Your task: Gather each line of the records where "object" appears.
[begin Source records]
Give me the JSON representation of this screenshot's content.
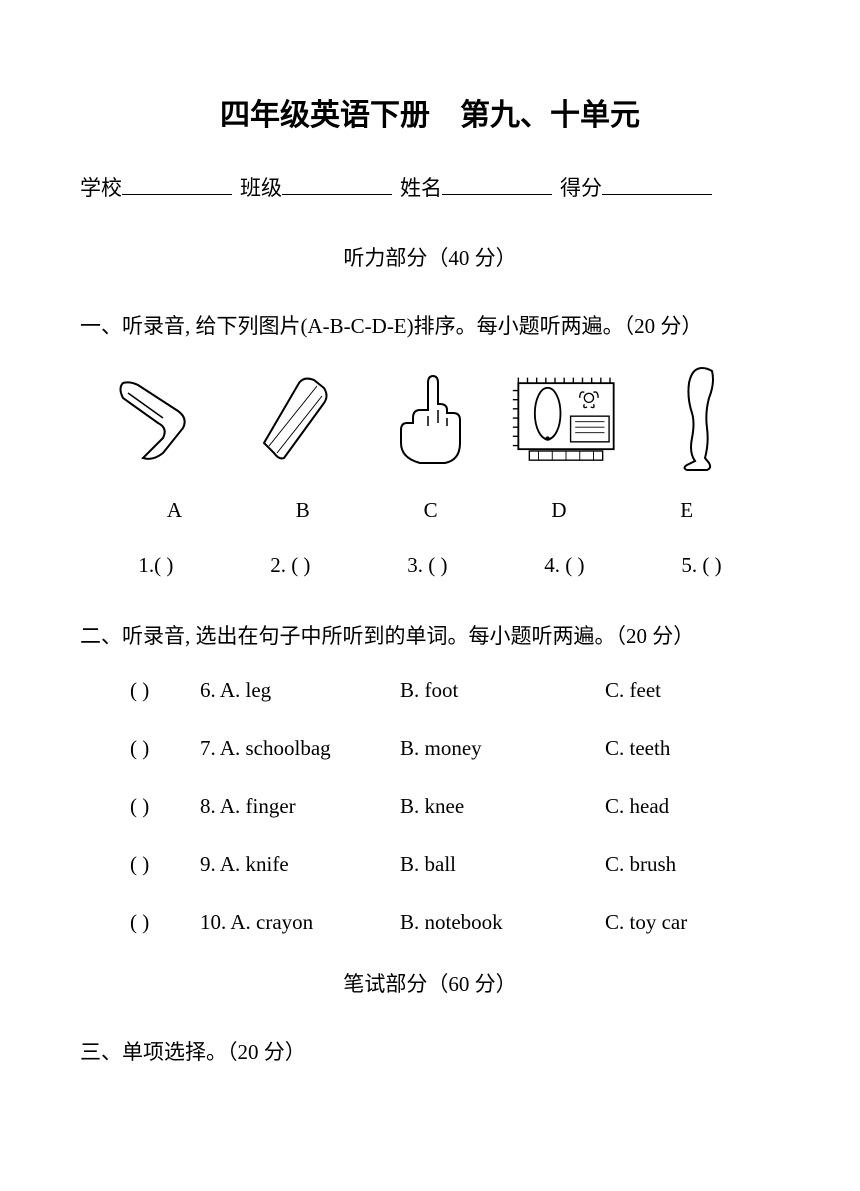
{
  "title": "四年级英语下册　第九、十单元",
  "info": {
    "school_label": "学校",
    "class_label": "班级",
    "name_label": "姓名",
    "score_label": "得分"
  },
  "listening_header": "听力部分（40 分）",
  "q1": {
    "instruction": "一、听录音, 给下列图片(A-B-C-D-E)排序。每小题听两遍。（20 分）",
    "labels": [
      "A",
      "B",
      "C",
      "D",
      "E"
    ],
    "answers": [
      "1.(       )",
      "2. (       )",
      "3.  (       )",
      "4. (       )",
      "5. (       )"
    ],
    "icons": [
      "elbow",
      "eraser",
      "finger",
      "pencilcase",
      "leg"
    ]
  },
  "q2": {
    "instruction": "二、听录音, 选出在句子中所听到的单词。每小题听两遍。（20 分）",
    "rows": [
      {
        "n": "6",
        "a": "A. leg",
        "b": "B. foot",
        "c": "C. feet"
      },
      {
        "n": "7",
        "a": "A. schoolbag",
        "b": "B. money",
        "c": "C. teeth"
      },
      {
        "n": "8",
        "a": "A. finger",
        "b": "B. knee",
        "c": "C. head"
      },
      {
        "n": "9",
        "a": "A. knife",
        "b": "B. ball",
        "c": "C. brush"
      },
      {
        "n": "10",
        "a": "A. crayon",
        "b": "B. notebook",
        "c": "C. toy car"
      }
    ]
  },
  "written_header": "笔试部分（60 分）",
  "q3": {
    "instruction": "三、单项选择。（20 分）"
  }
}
[end Source records]
[begin Source records]
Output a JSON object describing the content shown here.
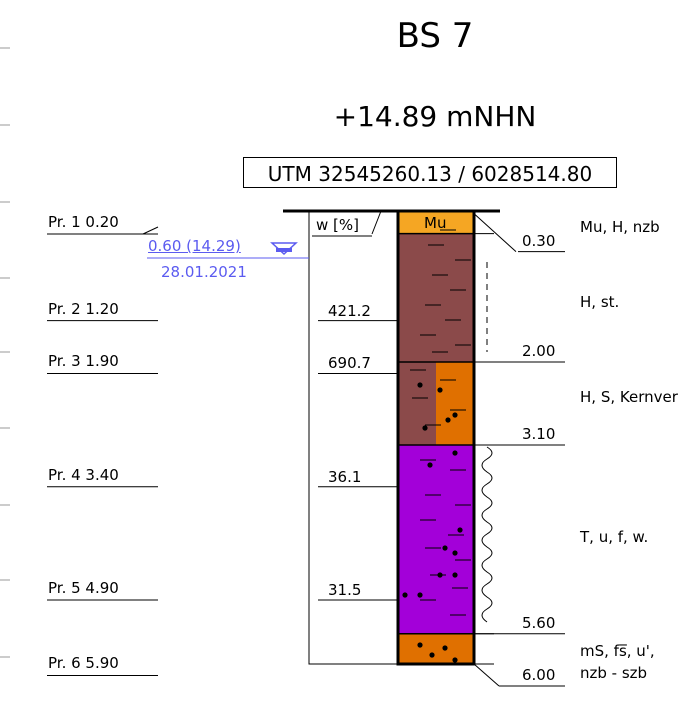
[end Source records]
[begin Source records]
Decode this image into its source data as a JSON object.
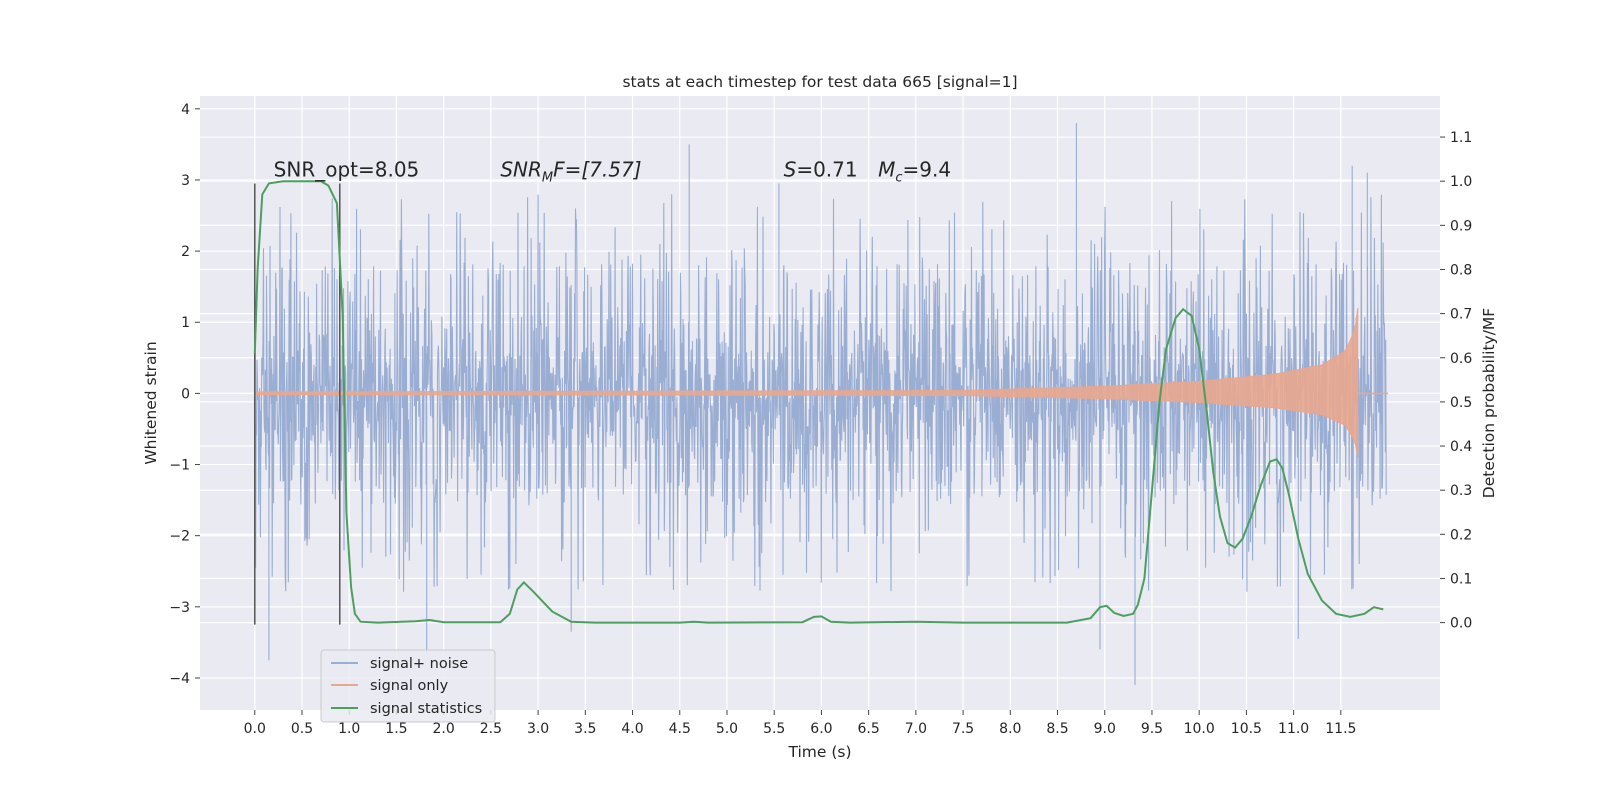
[end Source records]
Written solution:
Output a JSON object describing the content shown here.
Decode this image into its source data as a JSON object.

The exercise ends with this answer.